■ What the task requires
Repeat the material exactly as it appears.

* START Task input *

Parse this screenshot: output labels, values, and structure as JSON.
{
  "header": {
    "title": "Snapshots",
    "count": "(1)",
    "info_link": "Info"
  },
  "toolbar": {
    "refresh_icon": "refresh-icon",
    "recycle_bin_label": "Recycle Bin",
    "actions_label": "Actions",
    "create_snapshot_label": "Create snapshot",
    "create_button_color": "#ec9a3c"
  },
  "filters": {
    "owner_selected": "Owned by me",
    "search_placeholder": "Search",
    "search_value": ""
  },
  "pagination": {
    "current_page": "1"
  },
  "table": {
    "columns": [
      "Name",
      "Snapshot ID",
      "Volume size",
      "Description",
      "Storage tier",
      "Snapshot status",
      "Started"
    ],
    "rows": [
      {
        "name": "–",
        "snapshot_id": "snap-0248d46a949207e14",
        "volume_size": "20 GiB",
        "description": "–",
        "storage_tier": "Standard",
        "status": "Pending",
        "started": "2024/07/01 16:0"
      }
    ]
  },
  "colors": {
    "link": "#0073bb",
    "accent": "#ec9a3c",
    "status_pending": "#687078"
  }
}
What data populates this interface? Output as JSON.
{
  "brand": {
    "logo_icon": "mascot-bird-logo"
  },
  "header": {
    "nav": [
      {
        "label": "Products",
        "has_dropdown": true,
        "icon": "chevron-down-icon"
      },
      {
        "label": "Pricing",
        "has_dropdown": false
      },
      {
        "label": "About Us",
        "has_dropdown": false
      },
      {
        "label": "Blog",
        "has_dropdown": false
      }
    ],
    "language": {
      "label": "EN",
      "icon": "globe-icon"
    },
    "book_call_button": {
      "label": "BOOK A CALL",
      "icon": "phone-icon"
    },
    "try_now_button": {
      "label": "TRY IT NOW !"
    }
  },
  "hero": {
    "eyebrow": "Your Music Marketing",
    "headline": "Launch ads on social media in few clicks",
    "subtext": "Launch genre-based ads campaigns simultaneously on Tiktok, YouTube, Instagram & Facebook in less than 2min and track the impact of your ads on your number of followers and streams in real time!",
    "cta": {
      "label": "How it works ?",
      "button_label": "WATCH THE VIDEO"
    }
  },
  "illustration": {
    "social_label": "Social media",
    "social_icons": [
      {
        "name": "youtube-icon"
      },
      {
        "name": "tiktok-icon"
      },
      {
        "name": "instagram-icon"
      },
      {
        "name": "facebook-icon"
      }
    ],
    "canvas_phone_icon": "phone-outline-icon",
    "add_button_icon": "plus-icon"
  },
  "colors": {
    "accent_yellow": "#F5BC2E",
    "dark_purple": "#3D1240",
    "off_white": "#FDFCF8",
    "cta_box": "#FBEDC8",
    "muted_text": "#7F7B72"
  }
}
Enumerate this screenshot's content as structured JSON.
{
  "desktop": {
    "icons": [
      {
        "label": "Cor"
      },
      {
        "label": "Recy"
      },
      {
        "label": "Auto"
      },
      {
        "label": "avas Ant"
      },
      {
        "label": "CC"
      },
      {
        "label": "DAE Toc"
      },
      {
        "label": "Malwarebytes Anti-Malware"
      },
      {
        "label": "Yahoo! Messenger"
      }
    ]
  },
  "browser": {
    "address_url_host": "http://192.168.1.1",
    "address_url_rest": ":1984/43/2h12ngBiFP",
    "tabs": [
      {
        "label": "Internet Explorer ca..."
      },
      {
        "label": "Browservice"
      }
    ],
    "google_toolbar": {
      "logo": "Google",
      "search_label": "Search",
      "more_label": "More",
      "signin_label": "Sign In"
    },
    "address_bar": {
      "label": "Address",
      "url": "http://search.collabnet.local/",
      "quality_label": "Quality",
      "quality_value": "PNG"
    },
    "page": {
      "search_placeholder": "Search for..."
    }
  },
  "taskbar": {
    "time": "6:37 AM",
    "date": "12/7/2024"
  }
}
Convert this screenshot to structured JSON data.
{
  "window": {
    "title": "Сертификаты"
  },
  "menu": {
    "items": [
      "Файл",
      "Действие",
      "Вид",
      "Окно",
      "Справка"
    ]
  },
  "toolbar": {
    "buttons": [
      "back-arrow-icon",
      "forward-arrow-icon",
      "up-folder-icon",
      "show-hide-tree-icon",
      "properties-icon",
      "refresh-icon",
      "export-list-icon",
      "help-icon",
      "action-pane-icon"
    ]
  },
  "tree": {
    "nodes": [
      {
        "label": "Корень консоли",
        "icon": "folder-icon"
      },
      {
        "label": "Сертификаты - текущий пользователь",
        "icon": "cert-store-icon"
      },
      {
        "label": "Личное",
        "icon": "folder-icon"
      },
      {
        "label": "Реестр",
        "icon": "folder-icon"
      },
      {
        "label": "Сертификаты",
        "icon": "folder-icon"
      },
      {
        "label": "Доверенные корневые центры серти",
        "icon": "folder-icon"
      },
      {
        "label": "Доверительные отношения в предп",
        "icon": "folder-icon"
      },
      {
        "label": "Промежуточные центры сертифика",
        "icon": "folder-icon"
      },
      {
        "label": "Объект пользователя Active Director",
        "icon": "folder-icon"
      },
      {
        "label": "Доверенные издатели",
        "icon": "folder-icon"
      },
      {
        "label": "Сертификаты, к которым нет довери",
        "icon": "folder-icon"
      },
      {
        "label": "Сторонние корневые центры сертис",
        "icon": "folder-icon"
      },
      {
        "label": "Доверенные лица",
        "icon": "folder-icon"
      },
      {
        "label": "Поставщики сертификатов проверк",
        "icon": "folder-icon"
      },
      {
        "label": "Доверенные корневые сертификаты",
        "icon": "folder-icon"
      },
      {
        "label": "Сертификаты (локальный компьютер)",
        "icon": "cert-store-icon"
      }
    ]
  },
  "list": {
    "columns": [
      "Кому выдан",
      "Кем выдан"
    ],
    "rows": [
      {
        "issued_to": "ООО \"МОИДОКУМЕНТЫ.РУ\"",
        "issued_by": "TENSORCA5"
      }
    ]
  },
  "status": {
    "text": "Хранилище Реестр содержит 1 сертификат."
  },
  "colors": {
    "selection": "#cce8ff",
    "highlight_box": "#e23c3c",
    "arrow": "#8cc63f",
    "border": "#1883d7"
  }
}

* END Task input *

■ Full answer
Parse this screenshot: output labels, values, and structure as JSON.
{
  "header": {
    "title": "Snapshots",
    "count": "(1)",
    "info_link": "Info"
  },
  "toolbar": {
    "refresh_icon": "refresh-icon",
    "recycle_bin_label": "Recycle Bin",
    "actions_label": "Actions",
    "create_snapshot_label": "Create snapshot",
    "create_button_color": "#ec9a3c"
  },
  "filters": {
    "owner_selected": "Owned by me",
    "search_placeholder": "Search",
    "search_value": ""
  },
  "pagination": {
    "current_page": "1"
  },
  "table": {
    "columns": [
      "Name",
      "Snapshot ID",
      "Volume size",
      "Description",
      "Storage tier",
      "Snapshot status",
      "Started"
    ],
    "rows": [
      {
        "name": "–",
        "snapshot_id": "snap-0248d46a949207e14",
        "volume_size": "20 GiB",
        "description": "–",
        "storage_tier": "Standard",
        "status": "Pending",
        "started": "2024/07/01 16:0"
      }
    ]
  },
  "colors": {
    "link": "#0073bb",
    "accent": "#ec9a3c",
    "status_pending": "#687078"
  }
}
What data populates this interface? Output as JSON.
{
  "brand": {
    "logo_icon": "mascot-bird-logo"
  },
  "header": {
    "nav": [
      {
        "label": "Products",
        "has_dropdown": true,
        "icon": "chevron-down-icon"
      },
      {
        "label": "Pricing",
        "has_dropdown": false
      },
      {
        "label": "About Us",
        "has_dropdown": false
      },
      {
        "label": "Blog",
        "has_dropdown": false
      }
    ],
    "language": {
      "label": "EN",
      "icon": "globe-icon"
    },
    "book_call_button": {
      "label": "BOOK A CALL",
      "icon": "phone-icon"
    },
    "try_now_button": {
      "label": "TRY IT NOW !"
    }
  },
  "hero": {
    "eyebrow": "Your Music Marketing",
    "headline": "Launch ads on social media in few clicks",
    "subtext": "Launch genre-based ads campaigns simultaneously on Tiktok, YouTube, Instagram & Facebook in less than 2min and track the impact of your ads on your number of followers and streams in real time!",
    "cta": {
      "label": "How it works ?",
      "button_label": "WATCH THE VIDEO"
    }
  },
  "illustration": {
    "social_label": "Social media",
    "social_icons": [
      {
        "name": "youtube-icon"
      },
      {
        "name": "tiktok-icon"
      },
      {
        "name": "instagram-icon"
      },
      {
        "name": "facebook-icon"
      }
    ],
    "canvas_phone_icon": "phone-outline-icon",
    "add_button_icon": "plus-icon"
  },
  "colors": {
    "accent_yellow": "#F5BC2E",
    "dark_purple": "#3D1240",
    "off_white": "#FDFCF8",
    "cta_box": "#FBEDC8",
    "muted_text": "#7F7B72"
  }
}
Enumerate this screenshot's content as structured JSON.
{
  "desktop": {
    "icons": [
      {
        "label": "Cor"
      },
      {
        "label": "Recy"
      },
      {
        "label": "Auto"
      },
      {
        "label": "avas Ant"
      },
      {
        "label": "CC"
      },
      {
        "label": "DAE Toc"
      },
      {
        "label": "Malwarebytes Anti-Malware"
      },
      {
        "label": "Yahoo! Messenger"
      }
    ]
  },
  "browser": {
    "address_url_host": "http://192.168.1.1",
    "address_url_rest": ":1984/43/2h12ngBiFP",
    "tabs": [
      {
        "label": "Internet Explorer ca..."
      },
      {
        "label": "Browservice"
      }
    ],
    "google_toolbar": {
      "logo": "Google",
      "search_label": "Search",
      "more_label": "More",
      "signin_label": "Sign In"
    },
    "address_bar": {
      "label": "Address",
      "url": "http://search.collabnet.local/",
      "quality_label": "Quality",
      "quality_value": "PNG"
    },
    "page": {
      "search_placeholder": "Search for..."
    }
  },
  "taskbar": {
    "time": "6:37 AM",
    "date": "12/7/2024"
  }
}
Convert this screenshot to structured JSON data.
{
  "window": {
    "title": "Сертификаты"
  },
  "menu": {
    "items": [
      "Файл",
      "Действие",
      "Вид",
      "Окно",
      "Справка"
    ]
  },
  "toolbar": {
    "buttons": [
      "back-arrow-icon",
      "forward-arrow-icon",
      "up-folder-icon",
      "show-hide-tree-icon",
      "properties-icon",
      "refresh-icon",
      "export-list-icon",
      "help-icon",
      "action-pane-icon"
    ]
  },
  "tree": {
    "nodes": [
      {
        "label": "Корень консоли",
        "icon": "folder-icon"
      },
      {
        "label": "Сертификаты - текущий пользователь",
        "icon": "cert-store-icon"
      },
      {
        "label": "Личное",
        "icon": "folder-icon"
      },
      {
        "label": "Реестр",
        "icon": "folder-icon"
      },
      {
        "label": "Сертификаты",
        "icon": "folder-icon"
      },
      {
        "label": "Доверенные корневые центры серти",
        "icon": "folder-icon"
      },
      {
        "label": "Доверительные отношения в предп",
        "icon": "folder-icon"
      },
      {
        "label": "Промежуточные центры сертифика",
        "icon": "folder-icon"
      },
      {
        "label": "Объект пользователя Active Director",
        "icon": "folder-icon"
      },
      {
        "label": "Доверенные издатели",
        "icon": "folder-icon"
      },
      {
        "label": "Сертификаты, к которым нет довери",
        "icon": "folder-icon"
      },
      {
        "label": "Сторонние корневые центры сертис",
        "icon": "folder-icon"
      },
      {
        "label": "Доверенные лица",
        "icon": "folder-icon"
      },
      {
        "label": "Поставщики сертификатов проверк",
        "icon": "folder-icon"
      },
      {
        "label": "Доверенные корневые сертификаты",
        "icon": "folder-icon"
      },
      {
        "label": "Сертификаты (локальный компьютер)",
        "icon": "cert-store-icon"
      }
    ]
  },
  "list": {
    "columns": [
      "Кому выдан",
      "Кем выдан"
    ],
    "rows": [
      {
        "issued_to": "ООО \"МОИДОКУМЕНТЫ.РУ\"",
        "issued_by": "TENSORCA5"
      }
    ]
  },
  "status": {
    "text": "Хранилище Реестр содержит 1 сертификат."
  },
  "colors": {
    "selection": "#cce8ff",
    "highlight_box": "#e23c3c",
    "arrow": "#8cc63f",
    "border": "#1883d7"
  }
}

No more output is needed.